--- START Given records ---

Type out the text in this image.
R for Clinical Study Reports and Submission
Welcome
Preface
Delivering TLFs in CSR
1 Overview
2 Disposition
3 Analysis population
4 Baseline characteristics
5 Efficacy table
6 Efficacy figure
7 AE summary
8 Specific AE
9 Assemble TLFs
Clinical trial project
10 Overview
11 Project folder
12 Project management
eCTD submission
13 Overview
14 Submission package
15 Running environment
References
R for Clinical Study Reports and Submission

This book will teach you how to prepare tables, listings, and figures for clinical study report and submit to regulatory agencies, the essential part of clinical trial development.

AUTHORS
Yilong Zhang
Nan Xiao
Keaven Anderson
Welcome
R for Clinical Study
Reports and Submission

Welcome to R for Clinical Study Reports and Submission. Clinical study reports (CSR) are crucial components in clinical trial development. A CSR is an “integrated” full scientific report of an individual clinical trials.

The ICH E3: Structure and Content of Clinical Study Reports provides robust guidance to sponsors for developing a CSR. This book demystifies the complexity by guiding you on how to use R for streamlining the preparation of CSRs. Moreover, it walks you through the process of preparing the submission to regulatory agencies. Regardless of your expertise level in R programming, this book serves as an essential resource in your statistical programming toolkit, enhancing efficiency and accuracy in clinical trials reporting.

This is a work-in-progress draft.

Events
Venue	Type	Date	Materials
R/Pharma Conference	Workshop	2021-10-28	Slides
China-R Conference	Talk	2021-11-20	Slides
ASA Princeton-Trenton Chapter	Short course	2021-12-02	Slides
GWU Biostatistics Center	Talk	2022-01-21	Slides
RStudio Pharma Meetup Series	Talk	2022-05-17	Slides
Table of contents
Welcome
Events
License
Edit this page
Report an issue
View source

--- END Given records ---

- _Requirement_
Copy the entries above exactly, leaving none out.

- _Correct output_
Type out the text in this image.
R for Clinical Study Reports and Submission
Welcome
Preface
Delivering TLFs in CSR
1 Overview
2 Disposition
3 Analysis population
4 Baseline characteristics
5 Efficacy table
6 Efficacy figure
7 AE summary
8 Specific AE
9 Assemble TLFs
Clinical trial project
10 Overview
11 Project folder
12 Project management
eCTD submission
13 Overview
14 Submission package
15 Running environment
References
R for Clinical Study Reports and Submission

This book will teach you how to prepare tables, listings, and figures for clinical study report and submit to regulatory agencies, the essential part of clinical trial development.

AUTHORS
Yilong Zhang
Nan Xiao
Keaven Anderson
Welcome
R for Clinical Study
Reports and Submission

Welcome to R for Clinical Study Reports and Submission. Clinical study reports (CSR) are crucial components in clinical trial development. A CSR is an “integrated” full scientific report of an individual clinical trials.

The ICH E3: Structure and Content of Clinical Study Reports provides robust guidance to sponsors for developing a CSR. This book demystifies the complexity by guiding you on how to use R for streamlining the preparation of CSRs. Moreover, it walks you through the process of preparing the submission to regulatory agencies. Regardless of your expertise level in R programming, this book serves as an essential resource in your statistical programming toolkit, enhancing efficiency and accuracy in clinical trials reporting.

This is a work-in-progress draft.

Events
Venue	Type	Date	Materials
R/Pharma Conference	Workshop	2021-10-28	Slides
China-R Conference	Talk	2021-11-20	Slides
ASA Princeton-Trenton Chapter	Short course	2021-12-02	Slides
GWU Biostatistics Center	Talk	2022-01-21	Slides
RStudio Pharma Meetup Series	Talk	2022-05-17	Slides
Table of contents
Welcome
Events
License
Edit this page
Report an issue
View source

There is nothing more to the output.